* **Task requirements**: Find all lines in the listing that include the word "title", then copy them.

* **Extracted entries**:
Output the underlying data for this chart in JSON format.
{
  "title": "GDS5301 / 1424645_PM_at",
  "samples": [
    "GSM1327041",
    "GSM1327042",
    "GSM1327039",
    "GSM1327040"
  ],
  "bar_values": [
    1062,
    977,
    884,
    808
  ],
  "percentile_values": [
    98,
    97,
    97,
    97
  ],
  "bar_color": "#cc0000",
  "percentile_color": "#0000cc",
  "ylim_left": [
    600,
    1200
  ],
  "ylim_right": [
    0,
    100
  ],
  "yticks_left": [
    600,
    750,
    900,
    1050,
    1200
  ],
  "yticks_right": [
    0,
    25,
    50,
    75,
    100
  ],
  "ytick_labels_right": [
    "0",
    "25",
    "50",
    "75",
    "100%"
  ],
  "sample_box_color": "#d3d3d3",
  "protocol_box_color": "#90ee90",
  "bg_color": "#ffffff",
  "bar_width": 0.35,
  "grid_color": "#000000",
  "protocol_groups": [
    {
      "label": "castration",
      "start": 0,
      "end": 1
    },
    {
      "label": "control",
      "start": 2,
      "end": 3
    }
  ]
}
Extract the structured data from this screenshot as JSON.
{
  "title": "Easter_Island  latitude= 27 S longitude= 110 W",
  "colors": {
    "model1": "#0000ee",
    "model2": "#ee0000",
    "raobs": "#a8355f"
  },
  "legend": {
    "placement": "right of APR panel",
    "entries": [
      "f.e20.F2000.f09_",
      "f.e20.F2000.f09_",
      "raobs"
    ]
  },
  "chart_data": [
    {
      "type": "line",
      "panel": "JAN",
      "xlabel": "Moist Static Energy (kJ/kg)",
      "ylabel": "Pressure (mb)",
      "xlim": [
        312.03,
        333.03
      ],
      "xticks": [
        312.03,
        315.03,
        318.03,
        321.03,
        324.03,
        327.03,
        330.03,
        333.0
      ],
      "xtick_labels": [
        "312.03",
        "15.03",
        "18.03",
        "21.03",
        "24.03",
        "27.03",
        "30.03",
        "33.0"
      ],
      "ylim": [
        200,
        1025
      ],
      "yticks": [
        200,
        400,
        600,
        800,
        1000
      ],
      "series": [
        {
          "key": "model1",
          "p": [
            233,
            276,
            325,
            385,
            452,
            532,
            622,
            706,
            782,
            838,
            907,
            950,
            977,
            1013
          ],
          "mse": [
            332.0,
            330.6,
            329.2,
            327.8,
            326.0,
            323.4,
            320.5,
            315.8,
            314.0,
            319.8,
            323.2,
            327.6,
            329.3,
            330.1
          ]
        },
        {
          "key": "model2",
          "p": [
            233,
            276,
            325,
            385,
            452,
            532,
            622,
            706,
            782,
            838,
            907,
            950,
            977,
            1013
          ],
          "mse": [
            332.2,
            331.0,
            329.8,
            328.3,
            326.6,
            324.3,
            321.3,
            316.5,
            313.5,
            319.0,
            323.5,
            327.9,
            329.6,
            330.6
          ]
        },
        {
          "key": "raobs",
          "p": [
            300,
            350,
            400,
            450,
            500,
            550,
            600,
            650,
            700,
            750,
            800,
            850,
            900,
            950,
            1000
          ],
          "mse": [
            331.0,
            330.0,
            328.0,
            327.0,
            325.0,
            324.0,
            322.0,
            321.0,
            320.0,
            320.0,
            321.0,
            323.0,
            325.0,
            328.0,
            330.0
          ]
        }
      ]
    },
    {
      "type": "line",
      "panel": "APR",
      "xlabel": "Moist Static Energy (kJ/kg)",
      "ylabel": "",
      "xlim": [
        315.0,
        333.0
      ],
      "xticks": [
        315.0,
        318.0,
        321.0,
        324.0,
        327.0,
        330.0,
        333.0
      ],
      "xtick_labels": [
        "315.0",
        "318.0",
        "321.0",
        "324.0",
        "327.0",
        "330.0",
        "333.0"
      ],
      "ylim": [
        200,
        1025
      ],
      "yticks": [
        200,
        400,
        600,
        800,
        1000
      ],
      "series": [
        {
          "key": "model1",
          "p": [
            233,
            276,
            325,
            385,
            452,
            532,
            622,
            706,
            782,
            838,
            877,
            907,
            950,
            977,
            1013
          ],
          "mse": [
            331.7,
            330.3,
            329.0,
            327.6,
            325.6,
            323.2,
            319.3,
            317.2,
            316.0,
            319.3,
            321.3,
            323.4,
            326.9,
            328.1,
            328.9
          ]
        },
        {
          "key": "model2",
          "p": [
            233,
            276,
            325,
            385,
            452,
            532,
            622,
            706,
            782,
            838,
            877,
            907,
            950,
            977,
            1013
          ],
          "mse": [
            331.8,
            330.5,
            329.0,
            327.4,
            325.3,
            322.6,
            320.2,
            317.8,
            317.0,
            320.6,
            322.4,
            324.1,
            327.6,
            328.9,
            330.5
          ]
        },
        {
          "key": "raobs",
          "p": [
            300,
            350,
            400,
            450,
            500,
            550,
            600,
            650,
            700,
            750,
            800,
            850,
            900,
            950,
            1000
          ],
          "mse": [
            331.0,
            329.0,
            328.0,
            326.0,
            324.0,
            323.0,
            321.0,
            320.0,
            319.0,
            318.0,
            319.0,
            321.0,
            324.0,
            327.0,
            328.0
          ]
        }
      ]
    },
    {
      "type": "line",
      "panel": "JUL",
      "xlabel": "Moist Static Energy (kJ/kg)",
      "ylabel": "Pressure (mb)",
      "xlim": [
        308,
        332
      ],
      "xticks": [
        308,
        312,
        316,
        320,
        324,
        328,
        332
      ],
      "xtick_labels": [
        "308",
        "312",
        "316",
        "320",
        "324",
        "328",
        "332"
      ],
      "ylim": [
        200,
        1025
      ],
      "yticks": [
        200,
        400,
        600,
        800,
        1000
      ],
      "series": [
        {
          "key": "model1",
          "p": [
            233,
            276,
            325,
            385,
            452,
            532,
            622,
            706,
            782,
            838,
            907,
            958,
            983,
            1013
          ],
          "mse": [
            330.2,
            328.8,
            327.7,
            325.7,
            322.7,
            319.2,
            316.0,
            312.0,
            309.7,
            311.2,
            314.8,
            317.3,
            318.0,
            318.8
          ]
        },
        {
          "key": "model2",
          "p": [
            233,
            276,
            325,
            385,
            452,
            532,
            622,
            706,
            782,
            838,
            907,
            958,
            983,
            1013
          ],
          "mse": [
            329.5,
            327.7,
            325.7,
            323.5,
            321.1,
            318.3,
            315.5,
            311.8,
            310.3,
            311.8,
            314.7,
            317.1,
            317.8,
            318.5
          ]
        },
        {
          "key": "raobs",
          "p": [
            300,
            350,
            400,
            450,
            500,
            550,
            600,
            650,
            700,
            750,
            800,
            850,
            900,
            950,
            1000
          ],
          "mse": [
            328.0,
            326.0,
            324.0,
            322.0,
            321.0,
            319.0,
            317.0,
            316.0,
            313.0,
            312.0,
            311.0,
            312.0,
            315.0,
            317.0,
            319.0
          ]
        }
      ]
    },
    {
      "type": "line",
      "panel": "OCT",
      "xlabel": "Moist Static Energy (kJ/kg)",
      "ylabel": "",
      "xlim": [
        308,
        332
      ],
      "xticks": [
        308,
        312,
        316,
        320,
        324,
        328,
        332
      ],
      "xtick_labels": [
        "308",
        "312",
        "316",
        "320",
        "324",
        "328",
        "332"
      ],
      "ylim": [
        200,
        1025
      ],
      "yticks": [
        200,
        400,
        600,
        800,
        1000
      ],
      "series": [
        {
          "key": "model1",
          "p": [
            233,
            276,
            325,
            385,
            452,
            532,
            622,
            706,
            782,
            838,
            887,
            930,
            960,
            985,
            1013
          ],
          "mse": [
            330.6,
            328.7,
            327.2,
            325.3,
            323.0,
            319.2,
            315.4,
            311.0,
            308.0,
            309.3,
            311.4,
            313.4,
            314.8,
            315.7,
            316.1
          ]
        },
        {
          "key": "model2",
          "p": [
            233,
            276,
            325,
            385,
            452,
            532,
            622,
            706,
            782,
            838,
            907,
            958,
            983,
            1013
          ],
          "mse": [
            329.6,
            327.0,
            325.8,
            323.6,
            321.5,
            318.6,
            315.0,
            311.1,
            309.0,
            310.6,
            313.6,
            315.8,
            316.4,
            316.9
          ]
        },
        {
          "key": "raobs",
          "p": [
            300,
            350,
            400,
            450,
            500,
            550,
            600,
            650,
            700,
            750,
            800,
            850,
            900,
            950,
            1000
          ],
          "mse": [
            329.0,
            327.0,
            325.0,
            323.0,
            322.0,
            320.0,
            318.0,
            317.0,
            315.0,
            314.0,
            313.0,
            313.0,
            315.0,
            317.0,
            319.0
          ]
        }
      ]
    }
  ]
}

* **Solution for this problem**:
  "title": "GDS5301 / 1424645_PM_at",
  "title": "Easter_Island  latitude= 27 S longitude= 110 W",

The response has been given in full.